§ **What you will do**: Exactly reproduce each record listed below.

§ **Task material**:
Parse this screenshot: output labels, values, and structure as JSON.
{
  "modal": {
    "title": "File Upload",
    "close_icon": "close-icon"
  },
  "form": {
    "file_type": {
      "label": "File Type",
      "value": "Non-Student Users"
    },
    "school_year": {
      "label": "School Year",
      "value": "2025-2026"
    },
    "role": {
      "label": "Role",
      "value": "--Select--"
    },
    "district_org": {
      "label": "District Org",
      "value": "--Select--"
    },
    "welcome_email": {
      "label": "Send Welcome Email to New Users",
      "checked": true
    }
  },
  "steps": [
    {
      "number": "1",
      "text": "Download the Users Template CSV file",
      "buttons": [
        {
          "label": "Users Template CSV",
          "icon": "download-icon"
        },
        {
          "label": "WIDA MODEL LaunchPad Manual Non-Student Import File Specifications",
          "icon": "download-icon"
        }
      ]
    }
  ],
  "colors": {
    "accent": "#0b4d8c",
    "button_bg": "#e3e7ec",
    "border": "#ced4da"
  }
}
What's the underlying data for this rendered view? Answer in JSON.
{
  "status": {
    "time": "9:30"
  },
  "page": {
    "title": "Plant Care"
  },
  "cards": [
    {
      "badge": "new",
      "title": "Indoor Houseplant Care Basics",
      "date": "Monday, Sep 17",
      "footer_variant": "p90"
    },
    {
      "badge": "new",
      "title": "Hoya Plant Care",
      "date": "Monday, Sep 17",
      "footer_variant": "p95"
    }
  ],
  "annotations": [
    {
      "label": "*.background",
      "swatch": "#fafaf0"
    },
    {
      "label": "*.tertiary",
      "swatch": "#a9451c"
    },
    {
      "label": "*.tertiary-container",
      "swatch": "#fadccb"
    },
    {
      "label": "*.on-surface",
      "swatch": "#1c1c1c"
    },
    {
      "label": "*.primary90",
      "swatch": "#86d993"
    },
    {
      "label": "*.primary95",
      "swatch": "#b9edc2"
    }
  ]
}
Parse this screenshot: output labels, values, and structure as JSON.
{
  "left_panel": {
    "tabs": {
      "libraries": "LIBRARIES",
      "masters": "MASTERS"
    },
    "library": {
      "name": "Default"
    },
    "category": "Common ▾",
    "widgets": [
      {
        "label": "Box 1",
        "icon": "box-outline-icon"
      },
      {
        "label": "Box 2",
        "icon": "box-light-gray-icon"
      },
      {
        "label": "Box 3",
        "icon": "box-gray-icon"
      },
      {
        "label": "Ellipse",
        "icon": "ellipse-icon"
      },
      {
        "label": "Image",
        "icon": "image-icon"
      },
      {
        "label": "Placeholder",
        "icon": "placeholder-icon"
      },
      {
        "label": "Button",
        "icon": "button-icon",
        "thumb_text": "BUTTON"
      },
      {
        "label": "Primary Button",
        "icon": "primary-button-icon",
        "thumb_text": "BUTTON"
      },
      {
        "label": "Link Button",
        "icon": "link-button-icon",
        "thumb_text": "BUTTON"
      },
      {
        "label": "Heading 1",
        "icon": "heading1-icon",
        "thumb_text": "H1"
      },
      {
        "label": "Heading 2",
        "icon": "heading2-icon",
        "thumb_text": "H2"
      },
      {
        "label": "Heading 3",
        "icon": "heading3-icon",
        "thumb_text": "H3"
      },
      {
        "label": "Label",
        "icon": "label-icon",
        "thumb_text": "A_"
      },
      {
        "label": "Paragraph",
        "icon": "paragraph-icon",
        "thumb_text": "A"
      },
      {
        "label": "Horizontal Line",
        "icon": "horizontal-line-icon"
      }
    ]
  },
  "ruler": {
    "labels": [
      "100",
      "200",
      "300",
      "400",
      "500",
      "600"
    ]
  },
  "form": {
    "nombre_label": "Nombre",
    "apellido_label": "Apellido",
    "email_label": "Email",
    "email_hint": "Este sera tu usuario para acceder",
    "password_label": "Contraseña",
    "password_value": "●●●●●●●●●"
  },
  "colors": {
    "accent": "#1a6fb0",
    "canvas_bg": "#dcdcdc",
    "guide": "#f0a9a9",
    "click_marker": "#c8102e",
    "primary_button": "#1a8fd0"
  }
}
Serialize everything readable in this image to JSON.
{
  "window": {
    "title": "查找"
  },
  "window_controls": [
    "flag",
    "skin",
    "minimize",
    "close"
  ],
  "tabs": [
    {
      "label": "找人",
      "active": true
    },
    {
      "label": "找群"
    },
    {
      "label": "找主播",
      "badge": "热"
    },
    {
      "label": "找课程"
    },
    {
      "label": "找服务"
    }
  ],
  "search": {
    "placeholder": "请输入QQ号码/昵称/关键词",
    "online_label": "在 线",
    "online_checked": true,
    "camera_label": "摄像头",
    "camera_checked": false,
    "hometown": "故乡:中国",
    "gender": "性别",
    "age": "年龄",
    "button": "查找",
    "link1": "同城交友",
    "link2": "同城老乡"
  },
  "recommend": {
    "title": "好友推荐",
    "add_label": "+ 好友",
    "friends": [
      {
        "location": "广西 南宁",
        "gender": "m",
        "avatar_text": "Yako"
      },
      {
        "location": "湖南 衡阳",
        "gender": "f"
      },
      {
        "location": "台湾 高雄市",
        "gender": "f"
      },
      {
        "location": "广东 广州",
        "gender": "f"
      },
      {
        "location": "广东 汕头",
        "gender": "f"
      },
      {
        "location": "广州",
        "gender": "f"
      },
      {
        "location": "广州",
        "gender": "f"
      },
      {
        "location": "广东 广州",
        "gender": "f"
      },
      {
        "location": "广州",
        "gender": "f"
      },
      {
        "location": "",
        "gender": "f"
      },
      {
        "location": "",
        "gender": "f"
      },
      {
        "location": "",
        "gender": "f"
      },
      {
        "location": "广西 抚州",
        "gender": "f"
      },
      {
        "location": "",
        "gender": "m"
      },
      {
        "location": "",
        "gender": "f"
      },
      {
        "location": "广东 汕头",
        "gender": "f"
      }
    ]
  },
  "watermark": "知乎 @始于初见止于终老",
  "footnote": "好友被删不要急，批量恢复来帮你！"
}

§ **Correct response**:
Parse this screenshot: output labels, values, and structure as JSON.
{
  "modal": {
    "title": "File Upload",
    "close_icon": "close-icon"
  },
  "form": {
    "file_type": {
      "label": "File Type",
      "value": "Non-Student Users"
    },
    "school_year": {
      "label": "School Year",
      "value": "2025-2026"
    },
    "role": {
      "label": "Role",
      "value": "--Select--"
    },
    "district_org": {
      "label": "District Org",
      "value": "--Select--"
    },
    "welcome_email": {
      "label": "Send Welcome Email to New Users",
      "checked": true
    }
  },
  "steps": [
    {
      "number": "1",
      "text": "Download the Users Template CSV file",
      "buttons": [
        {
          "label": "Users Template CSV",
          "icon": "download-icon"
        },
        {
          "label": "WIDA MODEL LaunchPad Manual Non-Student Import File Specifications",
          "icon": "download-icon"
        }
      ]
    }
  ],
  "colors": {
    "accent": "#0b4d8c",
    "button_bg": "#e3e7ec",
    "border": "#ced4da"
  }
}
What's the underlying data for this rendered view? Answer in JSON.
{
  "status": {
    "time": "9:30"
  },
  "page": {
    "title": "Plant Care"
  },
  "cards": [
    {
      "badge": "new",
      "title": "Indoor Houseplant Care Basics",
      "date": "Monday, Sep 17",
      "footer_variant": "p90"
    },
    {
      "badge": "new",
      "title": "Hoya Plant Care",
      "date": "Monday, Sep 17",
      "footer_variant": "p95"
    }
  ],
  "annotations": [
    {
      "label": "*.background",
      "swatch": "#fafaf0"
    },
    {
      "label": "*.tertiary",
      "swatch": "#a9451c"
    },
    {
      "label": "*.tertiary-container",
      "swatch": "#fadccb"
    },
    {
      "label": "*.on-surface",
      "swatch": "#1c1c1c"
    },
    {
      "label": "*.primary90",
      "swatch": "#86d993"
    },
    {
      "label": "*.primary95",
      "swatch": "#b9edc2"
    }
  ]
}
Parse this screenshot: output labels, values, and structure as JSON.
{
  "left_panel": {
    "tabs": {
      "libraries": "LIBRARIES",
      "masters": "MASTERS"
    },
    "library": {
      "name": "Default"
    },
    "category": "Common ▾",
    "widgets": [
      {
        "label": "Box 1",
        "icon": "box-outline-icon"
      },
      {
        "label": "Box 2",
        "icon": "box-light-gray-icon"
      },
      {
        "label": "Box 3",
        "icon": "box-gray-icon"
      },
      {
        "label": "Ellipse",
        "icon": "ellipse-icon"
      },
      {
        "label": "Image",
        "icon": "image-icon"
      },
      {
        "label": "Placeholder",
        "icon": "placeholder-icon"
      },
      {
        "label": "Button",
        "icon": "button-icon",
        "thumb_text": "BUTTON"
      },
      {
        "label": "Primary Button",
        "icon": "primary-button-icon",
        "thumb_text": "BUTTON"
      },
      {
        "label": "Link Button",
        "icon": "link-button-icon",
        "thumb_text": "BUTTON"
      },
      {
        "label": "Heading 1",
        "icon": "heading1-icon",
        "thumb_text": "H1"
      },
      {
        "label": "Heading 2",
        "icon": "heading2-icon",
        "thumb_text": "H2"
      },
      {
        "label": "Heading 3",
        "icon": "heading3-icon",
        "thumb_text": "H3"
      },
      {
        "label": "Label",
        "icon": "label-icon",
        "thumb_text": "A_"
      },
      {
        "label": "Paragraph",
        "icon": "paragraph-icon",
        "thumb_text": "A"
      },
      {
        "label": "Horizontal Line",
        "icon": "horizontal-line-icon"
      }
    ]
  },
  "ruler": {
    "labels": [
      "100",
      "200",
      "300",
      "400",
      "500",
      "600"
    ]
  },
  "form": {
    "nombre_label": "Nombre",
    "apellido_label": "Apellido",
    "email_label": "Email",
    "email_hint": "Este sera tu usuario para acceder",
    "password_label": "Contraseña",
    "password_value": "●●●●●●●●●"
  },
  "colors": {
    "accent": "#1a6fb0",
    "canvas_bg": "#dcdcdc",
    "guide": "#f0a9a9",
    "click_marker": "#c8102e",
    "primary_button": "#1a8fd0"
  }
}
Serialize everything readable in this image to JSON.
{
  "window": {
    "title": "查找"
  },
  "window_controls": [
    "flag",
    "skin",
    "minimize",
    "close"
  ],
  "tabs": [
    {
      "label": "找人",
      "active": true
    },
    {
      "label": "找群"
    },
    {
      "label": "找主播",
      "badge": "热"
    },
    {
      "label": "找课程"
    },
    {
      "label": "找服务"
    }
  ],
  "search": {
    "placeholder": "请输入QQ号码/昵称/关键词",
    "online_label": "在 线",
    "online_checked": true,
    "camera_label": "摄像头",
    "camera_checked": false,
    "hometown": "故乡:中国",
    "gender": "性别",
    "age": "年龄",
    "button": "查找",
    "link1": "同城交友",
    "link2": "同城老乡"
  },
  "recommend": {
    "title": "好友推荐",
    "add_label": "+ 好友",
    "friends": [
      {
        "location": "广西 南宁",
        "gender": "m",
        "avatar_text": "Yako"
      },
      {
        "location": "湖南 衡阳",
        "gender": "f"
      },
      {
        "location": "台湾 高雄市",
        "gender": "f"
      },
      {
        "location": "广东 广州",
        "gender": "f"
      },
      {
        "location": "广东 汕头",
        "gender": "f"
      },
      {
        "location": "广州",
        "gender": "f"
      },
      {
        "location": "广州",
        "gender": "f"
      },
      {
        "location": "广东 广州",
        "gender": "f"
      },
      {
        "location": "广州",
        "gender": "f"
      },
      {
        "location": "",
        "gender": "f"
      },
      {
        "location": "",
        "gender": "f"
      },
      {
        "location": "",
        "gender": "f"
      },
      {
        "location": "广西 抚州",
        "gender": "f"
      },
      {
        "location": "",
        "gender": "m"
      },
      {
        "location": "",
        "gender": "f"
      },
      {
        "location": "广东 汕头",
        "gender": "f"
      }
    ]
  },
  "watermark": "知乎 @始于初见止于终老",
  "footnote": "好友被删不要急，批量恢复来帮你！"
}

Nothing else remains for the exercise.